--- BEGIN DATA FOR THE TASK ---

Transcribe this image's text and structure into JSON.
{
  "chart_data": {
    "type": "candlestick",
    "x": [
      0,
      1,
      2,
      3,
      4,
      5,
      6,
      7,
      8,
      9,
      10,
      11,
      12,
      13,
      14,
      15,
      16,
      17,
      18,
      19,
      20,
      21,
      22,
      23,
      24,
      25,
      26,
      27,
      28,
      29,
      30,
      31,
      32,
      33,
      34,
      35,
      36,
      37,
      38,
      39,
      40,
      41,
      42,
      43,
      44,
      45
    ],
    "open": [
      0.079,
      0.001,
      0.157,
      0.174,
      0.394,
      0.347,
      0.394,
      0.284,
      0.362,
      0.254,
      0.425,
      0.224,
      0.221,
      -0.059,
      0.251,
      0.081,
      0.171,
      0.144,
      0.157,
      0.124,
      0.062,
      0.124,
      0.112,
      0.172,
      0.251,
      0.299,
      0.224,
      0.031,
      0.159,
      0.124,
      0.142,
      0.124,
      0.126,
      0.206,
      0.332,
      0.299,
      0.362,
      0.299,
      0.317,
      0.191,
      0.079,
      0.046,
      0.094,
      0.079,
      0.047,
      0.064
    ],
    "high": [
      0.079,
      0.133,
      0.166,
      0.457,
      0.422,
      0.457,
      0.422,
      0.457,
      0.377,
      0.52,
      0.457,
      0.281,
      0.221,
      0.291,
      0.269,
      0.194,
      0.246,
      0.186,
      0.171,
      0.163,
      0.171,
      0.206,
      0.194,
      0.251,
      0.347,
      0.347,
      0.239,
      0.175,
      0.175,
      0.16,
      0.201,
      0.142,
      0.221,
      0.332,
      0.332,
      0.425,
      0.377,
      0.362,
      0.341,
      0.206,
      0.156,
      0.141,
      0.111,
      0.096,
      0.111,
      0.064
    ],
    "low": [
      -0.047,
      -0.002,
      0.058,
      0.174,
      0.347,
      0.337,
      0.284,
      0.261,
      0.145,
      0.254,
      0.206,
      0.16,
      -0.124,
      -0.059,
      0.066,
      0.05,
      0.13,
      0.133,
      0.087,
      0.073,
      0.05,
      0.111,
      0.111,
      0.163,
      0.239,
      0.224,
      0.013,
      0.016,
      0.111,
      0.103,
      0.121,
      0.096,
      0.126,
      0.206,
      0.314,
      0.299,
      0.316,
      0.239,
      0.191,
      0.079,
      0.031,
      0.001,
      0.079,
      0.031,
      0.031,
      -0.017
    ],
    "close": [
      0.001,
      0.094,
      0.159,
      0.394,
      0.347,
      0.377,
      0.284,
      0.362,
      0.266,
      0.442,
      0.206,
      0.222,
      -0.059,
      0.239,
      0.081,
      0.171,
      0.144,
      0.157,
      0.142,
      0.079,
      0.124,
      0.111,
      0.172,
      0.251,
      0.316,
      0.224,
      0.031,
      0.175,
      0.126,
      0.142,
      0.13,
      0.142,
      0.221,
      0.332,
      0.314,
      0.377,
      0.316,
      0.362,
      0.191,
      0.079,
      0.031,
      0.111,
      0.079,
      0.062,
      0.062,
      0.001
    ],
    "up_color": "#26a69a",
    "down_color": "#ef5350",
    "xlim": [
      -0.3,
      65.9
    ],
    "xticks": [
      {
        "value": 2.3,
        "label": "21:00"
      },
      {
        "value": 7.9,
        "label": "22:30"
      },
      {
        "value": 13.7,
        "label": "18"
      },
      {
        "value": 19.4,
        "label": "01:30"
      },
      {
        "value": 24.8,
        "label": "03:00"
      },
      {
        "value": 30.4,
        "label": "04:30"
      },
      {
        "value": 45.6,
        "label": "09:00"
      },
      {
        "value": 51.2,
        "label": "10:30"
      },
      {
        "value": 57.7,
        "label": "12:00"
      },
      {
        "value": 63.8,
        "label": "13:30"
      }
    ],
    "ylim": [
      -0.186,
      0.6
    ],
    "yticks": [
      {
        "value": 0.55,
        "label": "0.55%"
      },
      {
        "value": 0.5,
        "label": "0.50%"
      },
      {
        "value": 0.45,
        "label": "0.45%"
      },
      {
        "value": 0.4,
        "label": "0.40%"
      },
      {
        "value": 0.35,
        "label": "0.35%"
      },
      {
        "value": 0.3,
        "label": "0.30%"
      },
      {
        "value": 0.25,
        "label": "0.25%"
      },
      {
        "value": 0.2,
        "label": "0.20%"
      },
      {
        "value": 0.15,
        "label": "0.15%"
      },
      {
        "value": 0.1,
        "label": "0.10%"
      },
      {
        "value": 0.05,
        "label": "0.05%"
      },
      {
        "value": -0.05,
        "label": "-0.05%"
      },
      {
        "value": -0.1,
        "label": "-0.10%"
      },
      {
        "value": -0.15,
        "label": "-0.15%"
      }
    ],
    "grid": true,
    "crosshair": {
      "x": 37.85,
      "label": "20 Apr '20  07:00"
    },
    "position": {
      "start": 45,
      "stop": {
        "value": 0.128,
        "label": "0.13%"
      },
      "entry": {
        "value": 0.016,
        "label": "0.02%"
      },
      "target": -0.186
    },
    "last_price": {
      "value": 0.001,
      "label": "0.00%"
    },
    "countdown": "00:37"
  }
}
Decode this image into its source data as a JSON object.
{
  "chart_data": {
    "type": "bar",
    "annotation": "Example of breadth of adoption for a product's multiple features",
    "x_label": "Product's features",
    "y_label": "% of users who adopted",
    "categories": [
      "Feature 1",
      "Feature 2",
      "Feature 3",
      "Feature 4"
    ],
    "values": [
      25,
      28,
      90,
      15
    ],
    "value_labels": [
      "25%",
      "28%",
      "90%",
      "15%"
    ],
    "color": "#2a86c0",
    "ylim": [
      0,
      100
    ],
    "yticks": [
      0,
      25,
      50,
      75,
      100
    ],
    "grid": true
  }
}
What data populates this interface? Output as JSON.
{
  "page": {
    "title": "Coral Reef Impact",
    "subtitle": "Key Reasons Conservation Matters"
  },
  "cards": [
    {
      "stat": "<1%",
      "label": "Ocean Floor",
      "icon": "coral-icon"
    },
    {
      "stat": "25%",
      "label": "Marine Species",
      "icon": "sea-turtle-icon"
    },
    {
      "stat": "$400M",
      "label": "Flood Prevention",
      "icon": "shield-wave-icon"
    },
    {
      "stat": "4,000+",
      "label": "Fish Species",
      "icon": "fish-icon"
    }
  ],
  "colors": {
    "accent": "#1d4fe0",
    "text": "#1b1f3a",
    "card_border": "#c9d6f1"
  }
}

--- END DATA FOR THE TASK ---

=== EXERCISE REQUIREMENTS ===
The listing above must be transcribed exactly, line by line.

=== PROBLEM SOLUTION ===
Transcribe this image's text and structure into JSON.
{
  "chart_data": {
    "type": "candlestick",
    "x": [
      0,
      1,
      2,
      3,
      4,
      5,
      6,
      7,
      8,
      9,
      10,
      11,
      12,
      13,
      14,
      15,
      16,
      17,
      18,
      19,
      20,
      21,
      22,
      23,
      24,
      25,
      26,
      27,
      28,
      29,
      30,
      31,
      32,
      33,
      34,
      35,
      36,
      37,
      38,
      39,
      40,
      41,
      42,
      43,
      44,
      45
    ],
    "open": [
      0.079,
      0.001,
      0.157,
      0.174,
      0.394,
      0.347,
      0.394,
      0.284,
      0.362,
      0.254,
      0.425,
      0.224,
      0.221,
      -0.059,
      0.251,
      0.081,
      0.171,
      0.144,
      0.157,
      0.124,
      0.062,
      0.124,
      0.112,
      0.172,
      0.251,
      0.299,
      0.224,
      0.031,
      0.159,
      0.124,
      0.142,
      0.124,
      0.126,
      0.206,
      0.332,
      0.299,
      0.362,
      0.299,
      0.317,
      0.191,
      0.079,
      0.046,
      0.094,
      0.079,
      0.047,
      0.064
    ],
    "high": [
      0.079,
      0.133,
      0.166,
      0.457,
      0.422,
      0.457,
      0.422,
      0.457,
      0.377,
      0.52,
      0.457,
      0.281,
      0.221,
      0.291,
      0.269,
      0.194,
      0.246,
      0.186,
      0.171,
      0.163,
      0.171,
      0.206,
      0.194,
      0.251,
      0.347,
      0.347,
      0.239,
      0.175,
      0.175,
      0.16,
      0.201,
      0.142,
      0.221,
      0.332,
      0.332,
      0.425,
      0.377,
      0.362,
      0.341,
      0.206,
      0.156,
      0.141,
      0.111,
      0.096,
      0.111,
      0.064
    ],
    "low": [
      -0.047,
      -0.002,
      0.058,
      0.174,
      0.347,
      0.337,
      0.284,
      0.261,
      0.145,
      0.254,
      0.206,
      0.16,
      -0.124,
      -0.059,
      0.066,
      0.05,
      0.13,
      0.133,
      0.087,
      0.073,
      0.05,
      0.111,
      0.111,
      0.163,
      0.239,
      0.224,
      0.013,
      0.016,
      0.111,
      0.103,
      0.121,
      0.096,
      0.126,
      0.206,
      0.314,
      0.299,
      0.316,
      0.239,
      0.191,
      0.079,
      0.031,
      0.001,
      0.079,
      0.031,
      0.031,
      -0.017
    ],
    "close": [
      0.001,
      0.094,
      0.159,
      0.394,
      0.347,
      0.377,
      0.284,
      0.362,
      0.266,
      0.442,
      0.206,
      0.222,
      -0.059,
      0.239,
      0.081,
      0.171,
      0.144,
      0.157,
      0.142,
      0.079,
      0.124,
      0.111,
      0.172,
      0.251,
      0.316,
      0.224,
      0.031,
      0.175,
      0.126,
      0.142,
      0.13,
      0.142,
      0.221,
      0.332,
      0.314,
      0.377,
      0.316,
      0.362,
      0.191,
      0.079,
      0.031,
      0.111,
      0.079,
      0.062,
      0.062,
      0.001
    ],
    "up_color": "#26a69a",
    "down_color": "#ef5350",
    "xlim": [
      -0.3,
      65.9
    ],
    "xticks": [
      {
        "value": 2.3,
        "label": "21:00"
      },
      {
        "value": 7.9,
        "label": "22:30"
      },
      {
        "value": 13.7,
        "label": "18"
      },
      {
        "value": 19.4,
        "label": "01:30"
      },
      {
        "value": 24.8,
        "label": "03:00"
      },
      {
        "value": 30.4,
        "label": "04:30"
      },
      {
        "value": 45.6,
        "label": "09:00"
      },
      {
        "value": 51.2,
        "label": "10:30"
      },
      {
        "value": 57.7,
        "label": "12:00"
      },
      {
        "value": 63.8,
        "label": "13:30"
      }
    ],
    "ylim": [
      -0.186,
      0.6
    ],
    "yticks": [
      {
        "value": 0.55,
        "label": "0.55%"
      },
      {
        "value": 0.5,
        "label": "0.50%"
      },
      {
        "value": 0.45,
        "label": "0.45%"
      },
      {
        "value": 0.4,
        "label": "0.40%"
      },
      {
        "value": 0.35,
        "label": "0.35%"
      },
      {
        "value": 0.3,
        "label": "0.30%"
      },
      {
        "value": 0.25,
        "label": "0.25%"
      },
      {
        "value": 0.2,
        "label": "0.20%"
      },
      {
        "value": 0.15,
        "label": "0.15%"
      },
      {
        "value": 0.1,
        "label": "0.10%"
      },
      {
        "value": 0.05,
        "label": "0.05%"
      },
      {
        "value": -0.05,
        "label": "-0.05%"
      },
      {
        "value": -0.1,
        "label": "-0.10%"
      },
      {
        "value": -0.15,
        "label": "-0.15%"
      }
    ],
    "grid": true,
    "crosshair": {
      "x": 37.85,
      "label": "20 Apr '20  07:00"
    },
    "position": {
      "start": 45,
      "stop": {
        "value": 0.128,
        "label": "0.13%"
      },
      "entry": {
        "value": 0.016,
        "label": "0.02%"
      },
      "target": -0.186
    },
    "last_price": {
      "value": 0.001,
      "label": "0.00%"
    },
    "countdown": "00:37"
  }
}
Decode this image into its source data as a JSON object.
{
  "chart_data": {
    "type": "bar",
    "annotation": "Example of breadth of adoption for a product's multiple features",
    "x_label": "Product's features",
    "y_label": "% of users who adopted",
    "categories": [
      "Feature 1",
      "Feature 2",
      "Feature 3",
      "Feature 4"
    ],
    "values": [
      25,
      28,
      90,
      15
    ],
    "value_labels": [
      "25%",
      "28%",
      "90%",
      "15%"
    ],
    "color": "#2a86c0",
    "ylim": [
      0,
      100
    ],
    "yticks": [
      0,
      25,
      50,
      75,
      100
    ],
    "grid": true
  }
}
What data populates this interface? Output as JSON.
{
  "page": {
    "title": "Coral Reef Impact",
    "subtitle": "Key Reasons Conservation Matters"
  },
  "cards": [
    {
      "stat": "<1%",
      "label": "Ocean Floor",
      "icon": "coral-icon"
    },
    {
      "stat": "25%",
      "label": "Marine Species",
      "icon": "sea-turtle-icon"
    },
    {
      "stat": "$400M",
      "label": "Flood Prevention",
      "icon": "shield-wave-icon"
    },
    {
      "stat": "4,000+",
      "label": "Fish Species",
      "icon": "fish-icon"
    }
  ],
  "colors": {
    "accent": "#1d4fe0",
    "text": "#1b1f3a",
    "card_border": "#c9d6f1"
  }
}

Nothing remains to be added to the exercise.